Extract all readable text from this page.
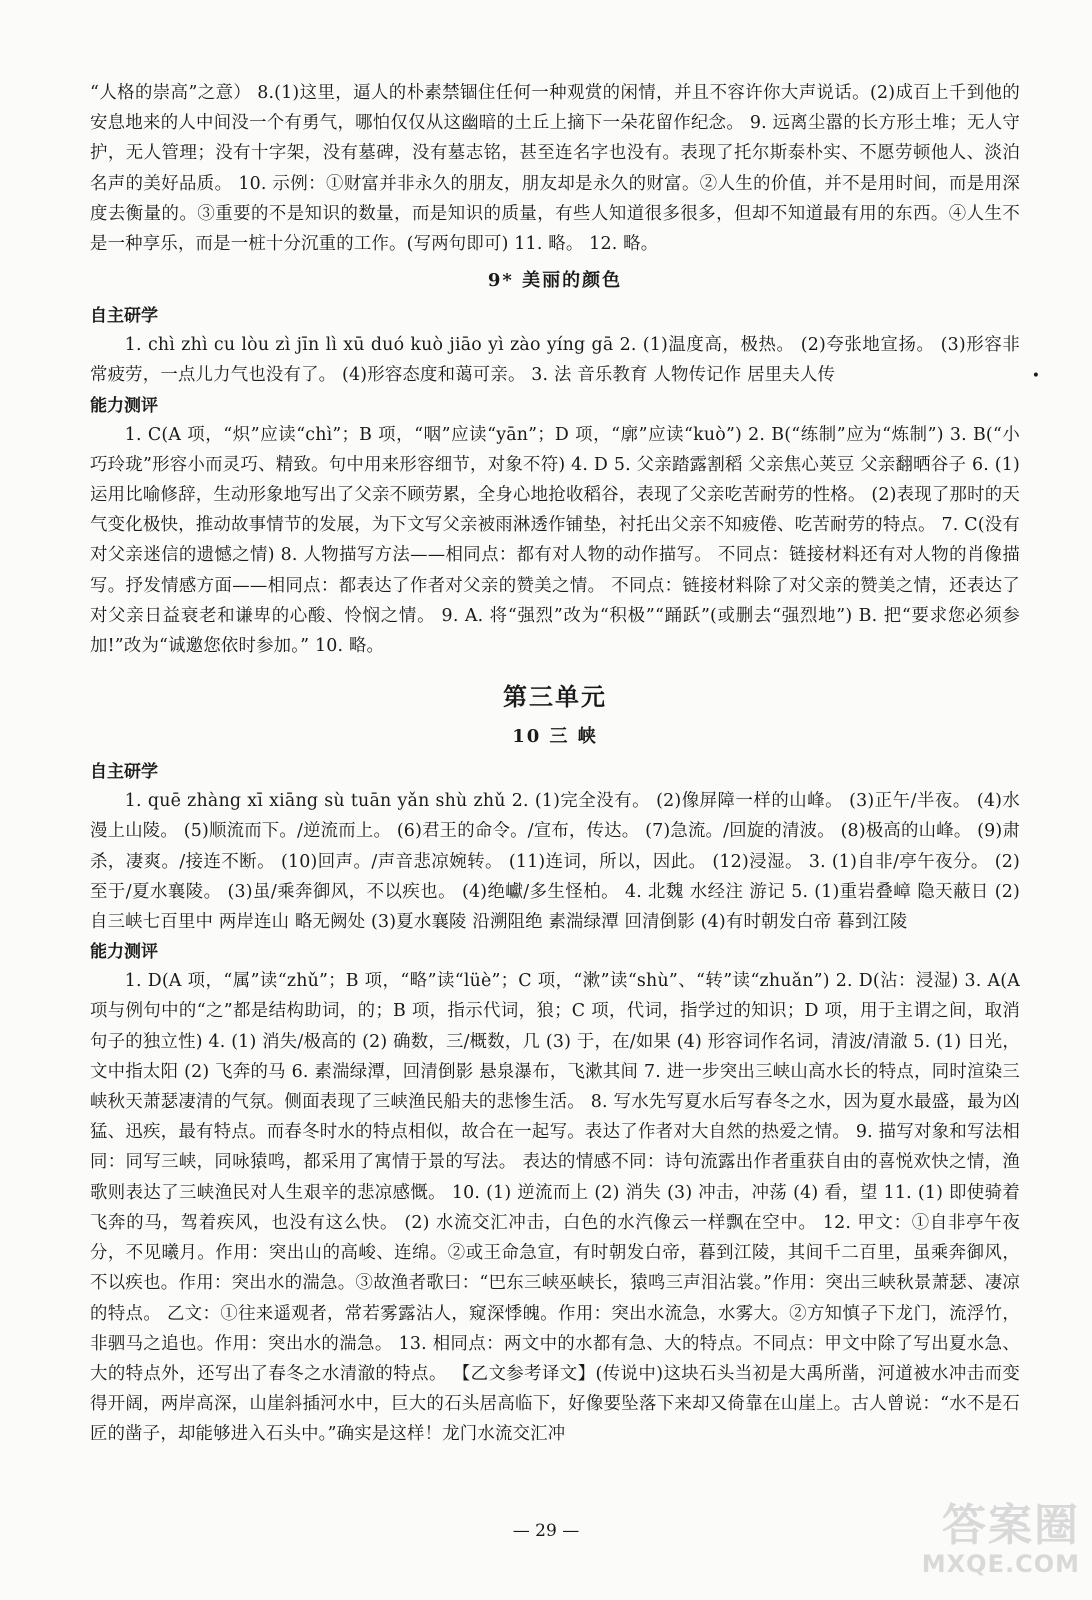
“人格的崇高”之意） 8.(1)这里，逼人的朴素禁锢住任何一种观赏的闲情，并且不容许你大声说话。(2)成百上千到他的安息地来的人中间没一个有勇气，哪怕仅仅从这幽暗的土丘上摘下一朵花留作纪念。 9. 远离尘嚣的长方形土堆；无人守护，无人管理；没有十字架，没有墓碑，没有墓志铭，甚至连名字也没有。表现了托尔斯泰朴实、不愿劳顿他人、淡泊名声的美好品质。 10. 示例：①财富并非永久的朋友，朋友却是永久的财富。②人生的价值，并不是用时间，而是用深度去衡量的。③重要的不是知识的数量，而是知识的质量，有些人知道很多很多，但却不知道最有用的东西。④人生不是一种享乐，而是一桩十分沉重的工作。(写两句即可) 11. 略。 12. 略。

9* 美丽的颜色
自主研学

1. chì zhì cu lòu zì jīn lì xū duó kuò jiāo yì zào yíng gā 2. (1)温度高，极热。 (2)夸张地宣扬。 (3)形容非常疲劳，一点儿力气也没有了。 (4)形容态度和蔼可亲。 3. 法 音乐教育 人物传记作 居里夫人传

能力测评

1. C(A 项，“炽”应读“chì”；B 项，“咽”应读“yān”；D 项，“廓”应读“kuò”) 2. B(“练制”应为“炼制”) 3. B(“小巧玲珑”形容小而灵巧、精致。句中用来形容细节，对象不符) 4. D 5. 父亲踏露割稻 父亲焦心荚豆 父亲翻晒谷子 6. (1)运用比喻修辞，生动形象地写出了父亲不顾劳累，全身心地抢收稻谷，表现了父亲吃苦耐劳的性格。 (2)表现了那时的天气变化极快，推动故事情节的发展，为下文写父亲被雨淋透作铺垫，衬托出父亲不知疲倦、吃苦耐劳的特点。 7. C(没有对父亲迷信的遗憾之情) 8. 人物描写方法——相同点：都有对人物的动作描写。 不同点：链接材料还有对人物的肖像描写。抒发情感方面——相同点：都表达了作者对父亲的赞美之情。 不同点：链接材料除了对父亲的赞美之情，还表达了对父亲日益衰老和谦卑的心酸、怜悯之情。 9. A. 将“强烈”改为“积极”“踊跃”(或删去“强烈地”) B. 把“要求您必须参加!”改为“诚邀您依时参加。” 10. 略。

第三单元
10 三 峡
自主研学

1. quē zhàng xī xiāng sù tuān yǎn shù zhǔ 2. (1)完全没有。 (2)像屏障一样的山峰。 (3)正午/半夜。 (4)水漫上山陵。 (5)顺流而下。/逆流而上。 (6)君王的命令。/宣布，传达。 (7)急流。/回旋的清波。 (8)极高的山峰。 (9)肃杀，凄爽。/接连不断。 (10)回声。/声音悲凉婉转。 (11)连词，所以，因此。 (12)浸湿。 3. (1)自非/亭午夜分。 (2)至于/夏水襄陵。 (3)虽/乘奔御风，不以疾也。 (4)绝巘/多生怪柏。 4. 北魏 水经注 游记 5. (1)重岩叠嶂 隐天蔽日 (2)自三峡七百里中 两岸连山 略无阙处 (3)夏水襄陵 沿溯阻绝 素湍绿潭 回清倒影 (4)有时朝发白帝 暮到江陵

能力测评

1. D(A 项，“属”读“zhǔ”；B 项，“略”读“lüè”；C 项，“漱”读“shù”、“转”读“zhuǎn”) 2. D(沾：浸湿) 3. A(A 项与例句中的“之”都是结构助词，的；B 项，指示代词，狼；C 项，代词，指学过的知识；D 项，用于主谓之间，取消句子的独立性) 4. (1) 消失/极高的 (2) 确数，三/概数，几 (3) 于，在/如果 (4) 形容词作名词，清波/清澈 5. (1) 日光，文中指太阳 (2) 飞奔的马 6. 素湍绿潭，回清倒影 悬泉瀑布，飞漱其间 7. 进一步突出三峡山高水长的特点，同时渲染三峡秋天萧瑟凄清的气氛。侧面表现了三峡渔民船夫的悲惨生活。 8. 写水先写夏水后写春冬之水，因为夏水最盛，最为凶猛、迅疾，最有特点。而春冬时水的特点相似，故合在一起写。表达了作者对大自然的热爱之情。 9. 描写对象和写法相同：同写三峡，同咏猿鸣，都采用了寓情于景的写法。 表达的情感不同：诗句流露出作者重获自由的喜悦欢快之情，渔歌则表达了三峡渔民对人生艰辛的悲凉感慨。 10. (1) 逆流而上 (2) 消失 (3) 冲击，冲荡 (4) 看，望 11. (1) 即使骑着飞奔的马，驾着疾风，也没有这么快。 (2) 水流交汇冲击，白色的水汽像云一样飘在空中。 12. 甲文：①自非亭午夜分，不见曦月。作用：突出山的高峻、连绵。②或王命急宣，有时朝发白帝，暮到江陵，其间千二百里，虽乘奔御风，不以疾也。作用：突出水的湍急。③故渔者歌曰：“巴东三峡巫峡长，猿鸣三声泪沾裳。”作用：突出三峡秋景萧瑟、凄凉的特点。 乙文：①往来遥观者，常若雾露沾人，窥深悸魄。作用：突出水流急，水雾大。②方知慎子下龙门，流浮竹，非驷马之追也。作用：突出水的湍急。 13. 相同点：两文中的水都有急、大的特点。不同点：甲文中除了写出夏水急、大的特点外，还写出了春冬之水清澈的特点。 【乙文参考译文】(传说中)这块石头当初是大禹所凿，河道被水冲击而变得开阔，两岸高深，山崖斜插河水中，巨大的石头居高临下，好像要坠落下来却又倚靠在山崖上。古人曾说：“水不是石匠的凿子，却能够进入石头中。”确实是这样！龙门水流交汇冲

•
— 29 —	答案圈
MXQE.COM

## Task brief
From the listing above, copy every line that includes the word "暮到江陵".

## Result
1. quē zhàng xī xiāng sù tuān yǎn shù zhǔ 2. (1)完全没有。 (2)像屏障一样的山峰。 (3)正午/半夜。 (4)水漫上山陵。 (5)顺流而下。/逆流而上。 (6)君王的命令。/宣布，传达。 (7)急流。/回旋的清波。 (8)极高的山峰。 (9)肃杀，凄爽。/接连不断。 (10)回声。/声音悲凉婉转。 (11)连词，所以，因此。 (12)浸湿。 3. (1)自非/亭午夜分。 (2)至于/夏水襄陵。 (3)虽/乘奔御风，不以疾也。 (4)绝巘/多生怪柏。 4. 北魏 水经注 游记 5. (1)重岩叠嶂 隐天蔽日 (2)自三峡七百里中 两岸连山 略无阙处 (3)夏水襄陵 沿溯阻绝 素湍绿潭 回清倒影 (4)有时朝发白帝 暮到江陵
1. D(A 项，“属”读“zhǔ”；B 项，“略”读“lüè”；C 项，“漱”读“shù”、“转”读“zhuǎn”) 2. D(沾：浸湿) 3. A(A 项与例句中的“之”都是结构助词，的；B 项，指示代词，狼；C 项，代词，指学过的知识；D 项，用于主谓之间，取消句子的独立性) 4. (1) 消失/极高的 (2) 确数，三/概数，几 (3) 于，在/如果 (4) 形容词作名词，清波/清澈 5. (1) 日光，文中指太阳 (2) 飞奔的马 6. 素湍绿潭，回清倒影 悬泉瀑布，飞漱其间 7. 进一步突出三峡山高水长的特点，同时渲染三峡秋天萧瑟凄清的气氛。侧面表现了三峡渔民船夫的悲惨生活。 8. 写水先写夏水后写春冬之水，因为夏水最盛，最为凶猛、迅疾，最有特点。而春冬时水的特点相似，故合在一起写。表达了作者对大自然的热爱之情。 9. 描写对象和写法相同：同写三峡，同咏猿鸣，都采用了寓情于景的写法。 表达的情感不同：诗句流露出作者重获自由的喜悦欢快之情，渔歌则表达了三峡渔民对人生艰辛的悲凉感慨。 10. (1) 逆流而上 (2) 消失 (3) 冲击，冲荡 (4) 看，望 11. (1) 即使骑着飞奔的马，驾着疾风，也没有这么快。 (2) 水流交汇冲击，白色的水汽像云一样飘在空中。 12. 甲文：①自非亭午夜分，不见曦月。作用：突出山的高峻、连绵。②或王命急宣，有时朝发白帝，暮到江陵，其间千二百里，虽乘奔御风，不以疾也。作用：突出水的湍急。③故渔者歌曰：“巴东三峡巫峡长，猿鸣三声泪沾裳。”作用：突出三峡秋景萧瑟、凄凉的特点。 乙文：①往来遥观者，常若雾露沾人，窥深悸魄。作用：突出水流急，水雾大。②方知慎子下龙门，流浮竹，非驷马之追也。作用：突出水的湍急。 13. 相同点：两文中的水都有急、大的特点。不同点：甲文中除了写出夏水急、大的特点外，还写出了春冬之水清澈的特点。 【乙文参考译文】(传说中)这块石头当初是大禹所凿，河道被水冲击而变得开阔，两岸高深，山崖斜插河水中，巨大的石头居高临下，好像要坠落下来却又倚靠在山崖上。古人曾说：“水不是石匠的凿子，却能够进入石头中。”确实是这样！龙门水流交汇冲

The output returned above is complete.